(Direction):
Identify each line containing the word "regions" and copy it.

——

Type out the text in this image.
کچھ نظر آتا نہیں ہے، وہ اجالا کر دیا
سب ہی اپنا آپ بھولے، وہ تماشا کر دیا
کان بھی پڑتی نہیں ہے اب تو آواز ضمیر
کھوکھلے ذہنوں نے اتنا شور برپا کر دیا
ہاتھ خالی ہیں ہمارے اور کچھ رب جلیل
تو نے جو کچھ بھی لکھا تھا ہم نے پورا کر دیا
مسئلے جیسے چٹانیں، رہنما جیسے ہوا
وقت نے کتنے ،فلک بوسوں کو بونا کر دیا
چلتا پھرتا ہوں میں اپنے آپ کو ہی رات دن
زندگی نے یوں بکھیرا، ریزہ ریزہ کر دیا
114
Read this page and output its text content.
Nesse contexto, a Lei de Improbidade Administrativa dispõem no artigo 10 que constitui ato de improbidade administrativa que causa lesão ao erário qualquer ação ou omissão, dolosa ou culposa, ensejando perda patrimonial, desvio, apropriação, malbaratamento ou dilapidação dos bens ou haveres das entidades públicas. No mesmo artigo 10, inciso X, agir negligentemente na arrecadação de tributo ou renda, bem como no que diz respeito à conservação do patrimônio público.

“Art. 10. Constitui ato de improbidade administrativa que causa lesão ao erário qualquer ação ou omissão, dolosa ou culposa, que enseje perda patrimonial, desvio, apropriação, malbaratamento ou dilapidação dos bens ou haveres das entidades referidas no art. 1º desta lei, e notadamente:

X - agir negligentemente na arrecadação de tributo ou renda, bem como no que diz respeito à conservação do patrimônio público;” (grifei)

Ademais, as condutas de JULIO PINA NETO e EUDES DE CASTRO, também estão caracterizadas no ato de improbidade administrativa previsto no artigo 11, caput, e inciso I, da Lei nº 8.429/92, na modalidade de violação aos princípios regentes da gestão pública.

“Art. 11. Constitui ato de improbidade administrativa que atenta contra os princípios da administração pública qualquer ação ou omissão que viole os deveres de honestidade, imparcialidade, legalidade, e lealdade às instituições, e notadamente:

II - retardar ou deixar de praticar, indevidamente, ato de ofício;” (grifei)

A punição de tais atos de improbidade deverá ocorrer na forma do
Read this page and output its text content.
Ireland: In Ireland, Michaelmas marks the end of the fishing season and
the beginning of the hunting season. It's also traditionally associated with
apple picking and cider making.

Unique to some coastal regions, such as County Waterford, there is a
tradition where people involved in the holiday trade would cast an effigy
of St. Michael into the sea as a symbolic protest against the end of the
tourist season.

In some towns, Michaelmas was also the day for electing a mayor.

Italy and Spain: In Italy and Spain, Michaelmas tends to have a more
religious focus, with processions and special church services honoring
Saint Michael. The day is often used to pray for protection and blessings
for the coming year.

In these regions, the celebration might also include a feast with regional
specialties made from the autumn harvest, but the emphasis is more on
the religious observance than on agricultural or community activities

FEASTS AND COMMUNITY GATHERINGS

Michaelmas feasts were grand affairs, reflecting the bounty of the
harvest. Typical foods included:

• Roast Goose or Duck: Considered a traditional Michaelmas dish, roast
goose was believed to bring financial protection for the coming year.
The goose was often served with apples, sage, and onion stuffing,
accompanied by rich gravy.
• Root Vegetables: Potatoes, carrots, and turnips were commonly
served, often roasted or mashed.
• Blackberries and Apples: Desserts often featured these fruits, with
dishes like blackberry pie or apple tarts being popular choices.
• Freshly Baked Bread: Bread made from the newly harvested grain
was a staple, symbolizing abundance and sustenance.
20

——

(Solution):
Unique to some coastal regions, such as County Waterford, there is a
In these regions, the celebration might also include a feast with regional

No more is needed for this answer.